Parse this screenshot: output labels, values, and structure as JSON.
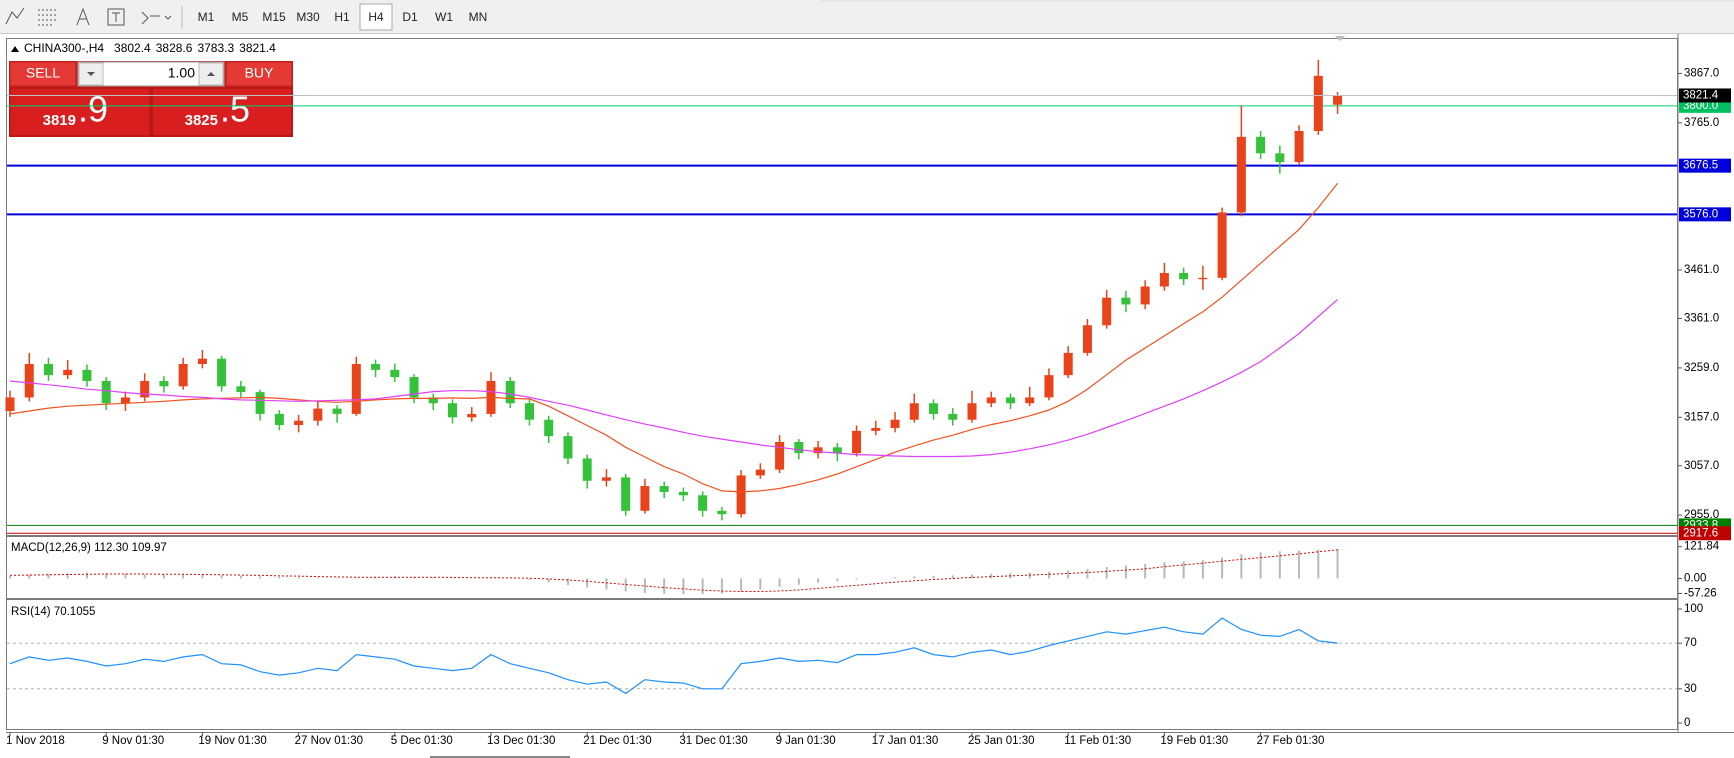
{
  "toolbar": {
    "timeframes": [
      "M1",
      "M5",
      "M15",
      "M30",
      "H1",
      "H4",
      "D1",
      "W1",
      "MN"
    ],
    "active": "H4"
  },
  "trade_panel": {
    "sell": "SELL",
    "buy": "BUY",
    "volume": "1.00",
    "bid_main": "3819",
    "bid_big": ".9",
    "ask_main": "3825",
    "ask_big": ".5"
  },
  "chart_data": {
    "type": "candlestick",
    "symbol": "CHINA300-,H4",
    "up_color": "#e8431a",
    "down_color": "#35c13a",
    "categories": [
      "1 Nov 2018",
      null,
      null,
      null,
      null,
      "9 Nov 01:30",
      null,
      null,
      null,
      null,
      "19 Nov 01:30",
      null,
      null,
      null,
      null,
      "27 Nov 01:30",
      null,
      null,
      null,
      null,
      "5 Dec 01:30",
      null,
      null,
      null,
      null,
      "13 Dec 01:30",
      null,
      null,
      null,
      null,
      "21 Dec 01:30",
      null,
      null,
      null,
      null,
      "31 Dec 01:30",
      null,
      null,
      null,
      null,
      "9 Jan 01:30",
      null,
      null,
      null,
      null,
      "17 Jan 01:30",
      null,
      null,
      null,
      null,
      "25 Jan 01:30",
      null,
      null,
      null,
      null,
      "11 Feb 01:30",
      null,
      null,
      null,
      null,
      "19 Feb 01:30",
      null,
      null,
      null,
      null,
      "27 Feb 01:30",
      null,
      null,
      null,
      null
    ],
    "candles": {
      "open": [
        3170,
        3198,
        3267,
        3244,
        3255,
        3232,
        3186,
        3198,
        3232,
        3221,
        3267,
        3278,
        3221,
        3209,
        3164,
        3141,
        3150,
        3175,
        3164,
        3267,
        3255,
        3240,
        3198,
        3186,
        3157,
        3164,
        3232,
        3186,
        3152,
        3118,
        3072,
        3026,
        3033,
        2964,
        3015,
        3003,
        2996,
        2964,
        2957,
        3037,
        3049,
        3106,
        3083,
        3095,
        3083,
        3129,
        3135,
        3152,
        3186,
        3164,
        3152,
        3186,
        3198,
        3186,
        3198,
        3244,
        3290,
        3347,
        3404,
        3390,
        3427,
        3455,
        3442,
        3445,
        3580,
        3736,
        3702,
        3684,
        3748,
        3802.4
      ],
      "high": [
        3212,
        3290,
        3280,
        3275,
        3266,
        3240,
        3210,
        3248,
        3242,
        3280,
        3296,
        3284,
        3232,
        3214,
        3172,
        3162,
        3190,
        3182,
        3282,
        3276,
        3268,
        3246,
        3206,
        3194,
        3178,
        3250,
        3240,
        3194,
        3160,
        3126,
        3080,
        3050,
        3040,
        3030,
        3024,
        3012,
        3004,
        2972,
        3048,
        3062,
        3120,
        3112,
        3108,
        3104,
        3140,
        3150,
        3168,
        3206,
        3194,
        3176,
        3212,
        3210,
        3206,
        3220,
        3258,
        3304,
        3360,
        3420,
        3418,
        3440,
        3476,
        3466,
        3470,
        3590,
        3800,
        3748,
        3718,
        3760,
        3895,
        3828.6
      ],
      "low": [
        3158,
        3190,
        3232,
        3236,
        3220,
        3172,
        3170,
        3190,
        3208,
        3214,
        3258,
        3210,
        3196,
        3150,
        3130,
        3126,
        3140,
        3146,
        3160,
        3240,
        3230,
        3186,
        3172,
        3144,
        3148,
        3158,
        3176,
        3140,
        3104,
        3060,
        3010,
        3014,
        2954,
        2958,
        2990,
        2984,
        2952,
        2944,
        2950,
        3030,
        3042,
        3070,
        3072,
        3066,
        3076,
        3120,
        3126,
        3146,
        3152,
        3140,
        3146,
        3178,
        3174,
        3180,
        3192,
        3238,
        3284,
        3340,
        3374,
        3380,
        3418,
        3430,
        3420,
        3440,
        3572,
        3690,
        3660,
        3678,
        3740,
        3783.3
      ],
      "close": [
        3198,
        3267,
        3244,
        3255,
        3232,
        3186,
        3198,
        3232,
        3221,
        3267,
        3278,
        3221,
        3209,
        3164,
        3141,
        3150,
        3175,
        3164,
        3267,
        3255,
        3240,
        3198,
        3186,
        3157,
        3164,
        3232,
        3186,
        3152,
        3118,
        3072,
        3026,
        3033,
        2964,
        3015,
        3003,
        2996,
        2964,
        2957,
        3037,
        3049,
        3106,
        3083,
        3095,
        3083,
        3129,
        3135,
        3152,
        3186,
        3164,
        3152,
        3186,
        3198,
        3186,
        3198,
        3244,
        3290,
        3347,
        3404,
        3390,
        3427,
        3455,
        3442,
        3445,
        3580,
        3736,
        3702,
        3684,
        3748,
        3862,
        3821.4
      ]
    },
    "ma": [
      {
        "color": "#f4511e",
        "values": [
          3164,
          3170,
          3176,
          3180,
          3182,
          3184,
          3186,
          3188,
          3190,
          3193,
          3195,
          3196,
          3197,
          3198,
          3196,
          3193,
          3190,
          3188,
          3190,
          3193,
          3195,
          3196,
          3196,
          3197,
          3196,
          3198,
          3196,
          3195,
          3180,
          3160,
          3140,
          3120,
          3095,
          3075,
          3055,
          3040,
          3020,
          3005,
          3003,
          3005,
          3010,
          3018,
          3028,
          3040,
          3055,
          3070,
          3085,
          3098,
          3110,
          3120,
          3132,
          3142,
          3150,
          3160,
          3172,
          3190,
          3215,
          3245,
          3275,
          3300,
          3325,
          3350,
          3375,
          3405,
          3440,
          3475,
          3510,
          3545,
          3590,
          3640
        ]
      },
      {
        "color": "#e040fb",
        "values": [
          3232,
          3228,
          3224,
          3220,
          3215,
          3212,
          3208,
          3205,
          3203,
          3200,
          3198,
          3195,
          3193,
          3192,
          3191,
          3190,
          3191,
          3192,
          3193,
          3195,
          3200,
          3205,
          3210,
          3212,
          3212,
          3210,
          3205,
          3198,
          3190,
          3182,
          3172,
          3162,
          3152,
          3143,
          3135,
          3126,
          3118,
          3112,
          3106,
          3100,
          3095,
          3090,
          3086,
          3083,
          3080,
          3079,
          3077,
          3076,
          3076,
          3076,
          3077,
          3080,
          3085,
          3092,
          3100,
          3110,
          3122,
          3136,
          3150,
          3165,
          3180,
          3195,
          3212,
          3230,
          3250,
          3272,
          3300,
          3330,
          3365,
          3400
        ]
      }
    ],
    "ylim": [
      2914,
      3938
    ],
    "yticks": [
      {
        "value": 2955,
        "label": "2955.0"
      },
      {
        "value": 3057,
        "label": "3057.0"
      },
      {
        "value": 3157,
        "label": "3157.0"
      },
      {
        "value": 3259,
        "label": "3259.0"
      },
      {
        "value": 3361,
        "label": "3361.0"
      },
      {
        "value": 3461,
        "label": "3461.0"
      },
      {
        "value": 3765,
        "label": "3765.0"
      },
      {
        "value": 3867,
        "label": "3867.0"
      }
    ],
    "levels": [
      {
        "value": 3800,
        "label": "3800.0",
        "color": "#00d26a",
        "box": "#00c060",
        "width": 1
      },
      {
        "value": 3676.5,
        "color": "#0000dd",
        "box": "#0000dd",
        "width": 2
      },
      {
        "value": 3576,
        "label": "3576.0",
        "color": "#0000dd",
        "box": "#0000dd",
        "width": 2
      },
      {
        "value": 2933.8,
        "color": "#008000",
        "box": "#008000",
        "width": 1
      },
      {
        "value": 2917.6,
        "color": "#c00000",
        "box": "#c00000",
        "width": 1
      }
    ],
    "macd": {
      "label": "MACD(12,26,9) 112.30 109.97",
      "ylim": [
        -71,
        155
      ],
      "yticks": [
        121.84,
        {
          "value": 0,
          "label": "0.00"
        },
        -57.26
      ],
      "main": [
        10,
        15,
        18,
        20,
        22,
        20,
        18,
        16,
        15,
        15,
        14,
        12,
        10,
        8,
        6,
        4,
        3,
        2,
        4,
        6,
        8,
        6,
        4,
        2,
        0,
        2,
        0,
        -5,
        -15,
        -25,
        -35,
        -42,
        -50,
        -55,
        -58,
        -60,
        -60,
        -58,
        -50,
        -42,
        -32,
        -24,
        -16,
        -10,
        -4,
        0,
        4,
        8,
        10,
        12,
        15,
        18,
        20,
        22,
        25,
        30,
        36,
        44,
        50,
        56,
        62,
        66,
        70,
        80,
        92,
        100,
        104,
        106,
        110,
        112.3
      ],
      "signal": [
        12,
        13,
        14,
        15,
        16,
        17,
        17,
        17,
        16,
        16,
        15,
        14,
        13,
        12,
        10,
        9,
        7,
        6,
        5,
        5,
        5,
        5,
        5,
        4,
        3,
        3,
        2,
        1,
        -2,
        -6,
        -11,
        -17,
        -23,
        -29,
        -35,
        -40,
        -45,
        -48,
        -50,
        -50,
        -48,
        -44,
        -38,
        -32,
        -26,
        -20,
        -14,
        -9,
        -4,
        0,
        4,
        7,
        10,
        13,
        16,
        19,
        23,
        27,
        32,
        37,
        45,
        52,
        59,
        66,
        73,
        80,
        87,
        94,
        102,
        109.97
      ],
      "hist_color": "#b8b8b8",
      "signal_color": "#e00000"
    },
    "rsi": {
      "label": "RSI(14) 70.1055",
      "ylim": [
        -7,
        107
      ],
      "yticks": [
        0,
        30,
        70,
        100
      ],
      "levels": [
        30,
        70
      ],
      "color": "#1e90ff",
      "values": [
        52,
        58,
        55,
        57,
        54,
        50,
        52,
        56,
        54,
        58,
        60,
        52,
        51,
        45,
        42,
        44,
        48,
        46,
        60,
        58,
        56,
        50,
        48,
        46,
        48,
        60,
        52,
        48,
        44,
        38,
        34,
        36,
        26,
        38,
        36,
        35,
        30,
        30,
        52,
        54,
        57,
        54,
        55,
        53,
        60,
        60,
        62,
        66,
        60,
        58,
        62,
        64,
        60,
        63,
        68,
        72,
        76,
        80,
        78,
        81,
        84,
        80,
        78,
        92,
        82,
        77,
        76,
        82,
        72,
        70.1055
      ]
    }
  }
}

* [INSTRUCTIONS FOR THE TASK] Go through the material and select each line with the string "values" in it.

* [TASK RESPONSE]
Parse this screenshot: output labels, values, and structure as JSON.
        "values": [
        "values": [
      "values": [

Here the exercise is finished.